*WHAT TO PRODUCE*. Return the count of lines that hold the string "quote", with no other words.

⟨

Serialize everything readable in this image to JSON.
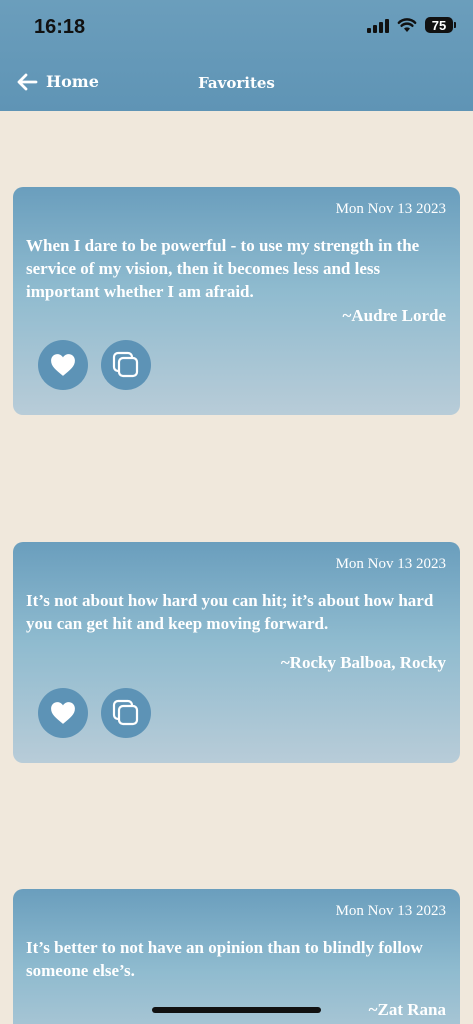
{
  "status_bar": {
    "time": "16:18",
    "battery": "75"
  },
  "nav": {
    "back_label": "Home",
    "title": "Favorites"
  },
  "favorites": [
    {
      "date": "Mon Nov 13 2023",
      "quote": "When I dare to be powerful - to use my strength in the service of my vision, then it becomes less and less important whether I am afraid.",
      "author": "~Audre Lorde"
    },
    {
      "date": "Mon Nov 13 2023",
      "quote": "It’s not about how hard you can hit; it’s about how hard you can get hit and keep moving forward.",
      "author": "~Rocky Balboa, Rocky"
    },
    {
      "date": "Mon Nov 13 2023",
      "quote": "It’s better to not have an opinion than to blindly follow someone else’s.",
      "author": "~Zat Rana"
    }
  ],
  "icons": {
    "back": "arrow-left-icon",
    "like": "heart-icon",
    "copy": "copy-icon"
  },
  "colors": {
    "background": "#f0e8dc",
    "header": "#6b9ebc",
    "button": "#5d93b6",
    "text_light": "#ffffff"
  }
}
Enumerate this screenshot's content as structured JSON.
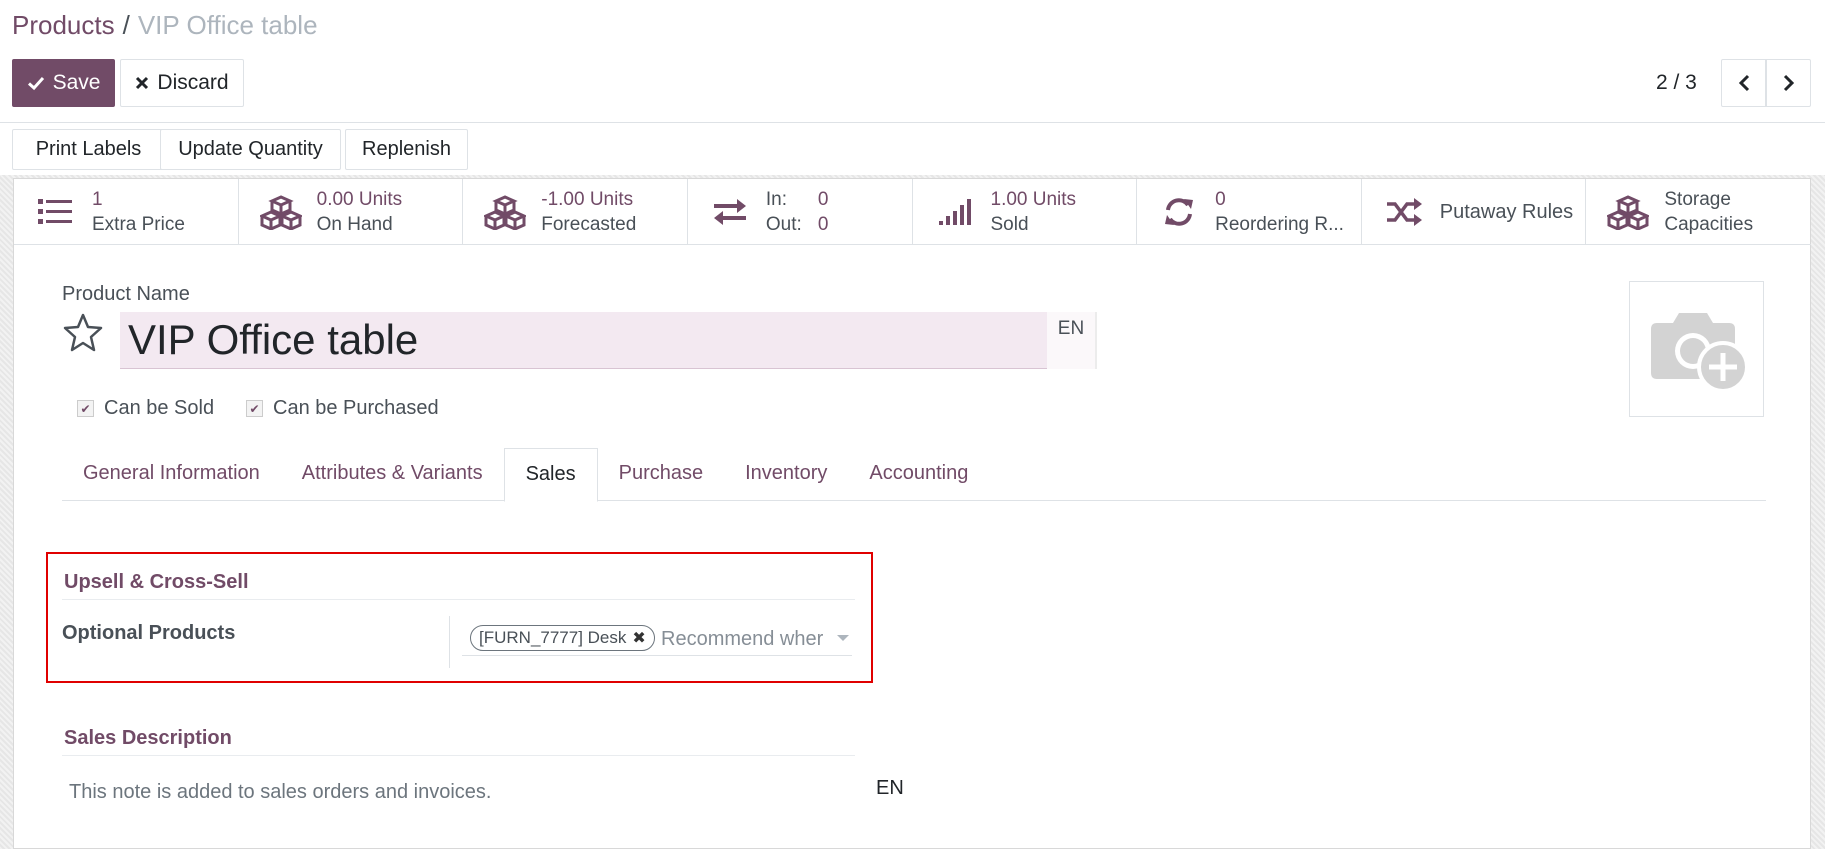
{
  "breadcrumb": {
    "parent": "Products",
    "separator": "/",
    "current": "VIP Office table"
  },
  "toolbar": {
    "save_label": "Save",
    "discard_label": "Discard"
  },
  "pager": {
    "value": "2 / 3"
  },
  "header_buttons": [
    "Print Labels",
    "Update Quantity",
    "Replenish"
  ],
  "stats": {
    "extra_price": {
      "value": "1",
      "label": "Extra Price"
    },
    "on_hand": {
      "value": "0.00 Units",
      "label": "On Hand"
    },
    "forecasted": {
      "value": "-1.00 Units",
      "label": "Forecasted"
    },
    "in_out": {
      "in_label": "In:",
      "in_value": "0",
      "out_label": "Out:",
      "out_value": "0"
    },
    "sold": {
      "value": "1.00 Units",
      "label": "Sold"
    },
    "reordering": {
      "value": "0",
      "label": "Reordering R..."
    },
    "putaway": {
      "label": "Putaway Rules"
    },
    "storage": {
      "line1": "Storage",
      "line2": "Capacities"
    }
  },
  "product": {
    "name_label": "Product Name",
    "name": "VIP Office table",
    "lang": "EN",
    "can_be_sold_label": "Can be Sold",
    "can_be_purchased_label": "Can be Purchased",
    "can_be_sold": true,
    "can_be_purchased": true
  },
  "tabs": [
    "General Information",
    "Attributes & Variants",
    "Sales",
    "Purchase",
    "Inventory",
    "Accounting"
  ],
  "active_tab": "Sales",
  "sales": {
    "upsell_title": "Upsell & Cross-Sell",
    "optional_products_label": "Optional Products",
    "optional_tag": "[FURN_7777] Desk",
    "optional_placeholder": "Recommend wher",
    "description_title": "Sales Description",
    "description_placeholder": "This note is added to sales orders and invoices.",
    "description_lang": "EN"
  },
  "colors": {
    "brand": "#714B67",
    "highlight": "#e00000"
  }
}
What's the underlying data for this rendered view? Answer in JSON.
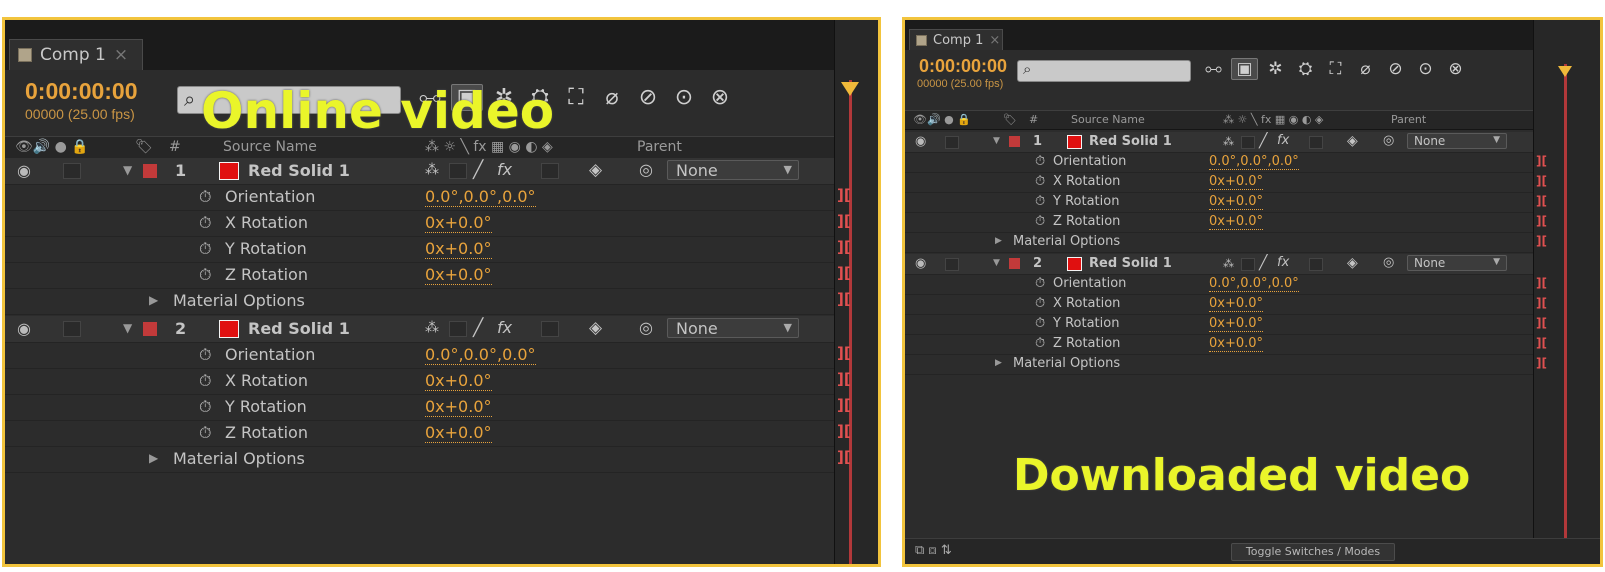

⟩

*COMPLETE OUTPUT*. 3